"""

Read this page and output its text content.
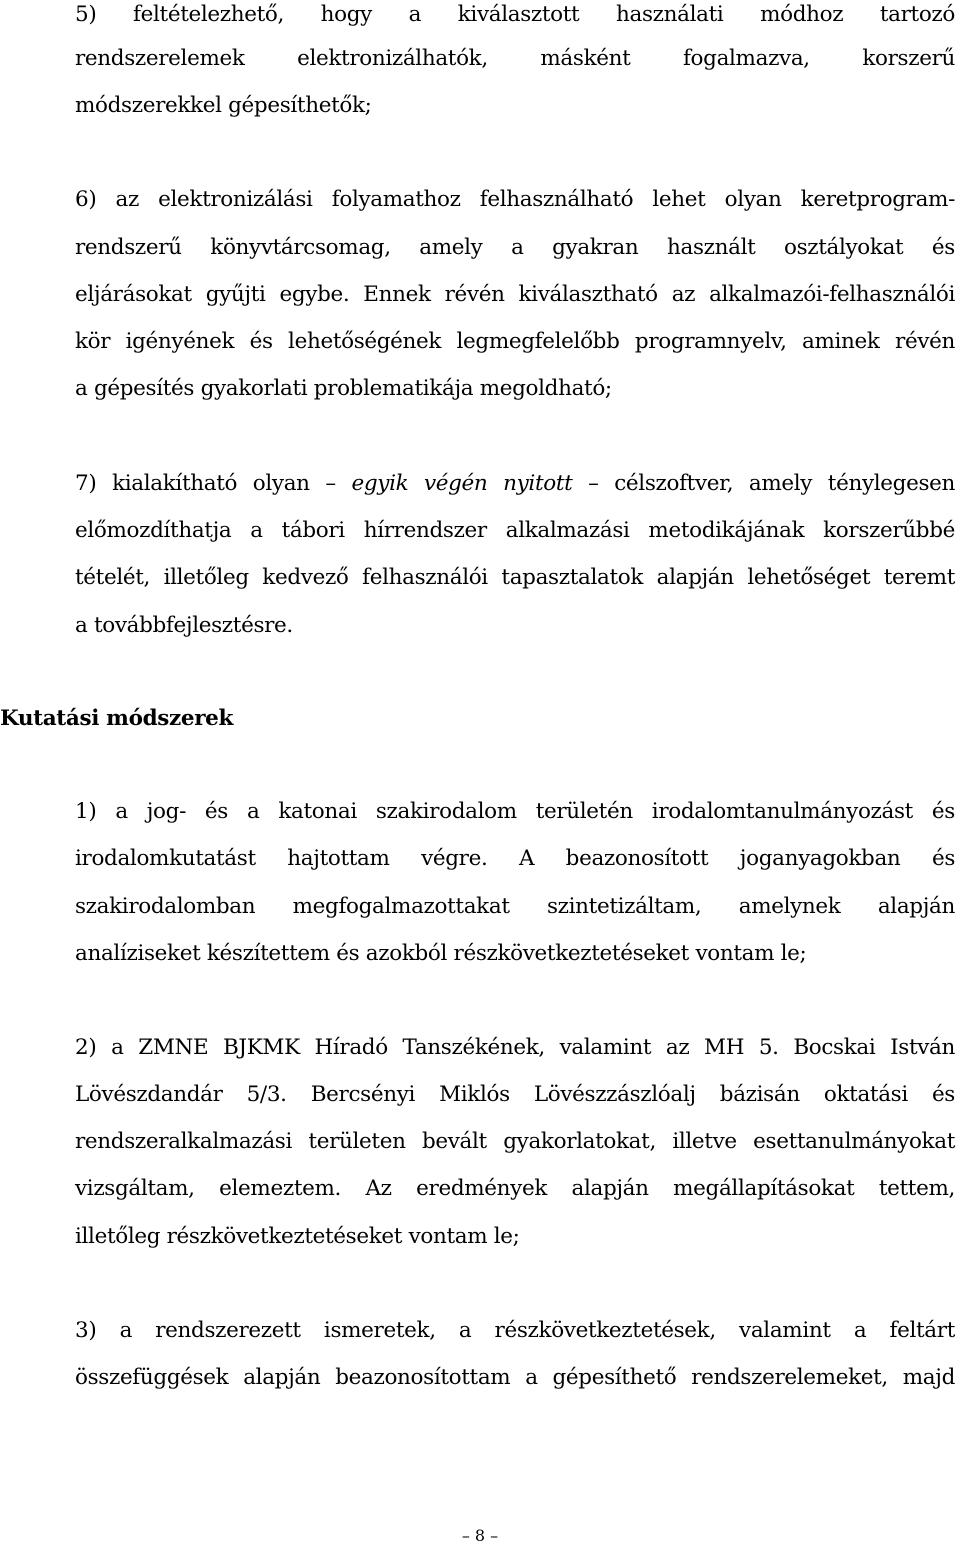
5) feltételezhető, hogy a kiválasztott használati módhoz tartozó
rendszerelemek elektronizálhatók, másként fogalmazva, korszerű
módszerekkel gépesíthetők;
6) az elektronizálási folyamathoz felhasználható lehet olyan keretprogram-
rendszerű könyvtárcsomag, amely a gyakran használt osztályokat és
eljárásokat gyűjti egybe. Ennek révén kiválasztható az alkalmazói-felhasználói
kör igényének és lehetőségének legmegfelelőbb programnyelv, aminek révén
a gépesítés gyakorlati problematikája megoldható;
7) kialakítható olyan – egyik végén nyitott – célszoftver, amely ténylegesen
előmozdíthatja a tábori hírrendszer alkalmazási metodikájának korszerűbbé
tételét, illetőleg kedvező felhasználói tapasztalatok alapján lehetőséget teremt
a továbbfejlesztésre.
Kutatási módszerek
1) a jog- és a katonai szakirodalom területén irodalomtanulmányozást és
irodalomkutatást hajtottam végre. A beazonosított joganyagokban és
szakirodalomban megfogalmazottakat szintetizáltam, amelynek alapján
analíziseket készítettem és azokból részkövetkeztetéseket vontam le;
2) a ZMNE BJKMK Híradó Tanszékének, valamint az MH 5. Bocskai István
Lövészdandár 5/3. Bercsényi Miklós Lövészzászlóalj bázisán oktatási és
rendszeralkalmazási területen bevált gyakorlatokat, illetve esettanulmányokat
vizsgáltam, elemeztem. Az eredmények alapján megállapításokat tettem,
illetőleg részkövetkeztetéseket vontam le;
3) a rendszerezett ismeretek, a részkövetkeztetések, valamint a feltárt
összefüggések alapján beazonosítottam a gépesíthető rendszerelemeket, majd
– 8 –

"""

Work to do — Where a line above contains the word "révén", copy that line.

In response —
eljárásokat gyűjti egybe. Ennek révén kiválasztható az alkalmazói-felhasználói
kör igényének és lehetőségének legmegfelelőbb programnyelv, aminek révén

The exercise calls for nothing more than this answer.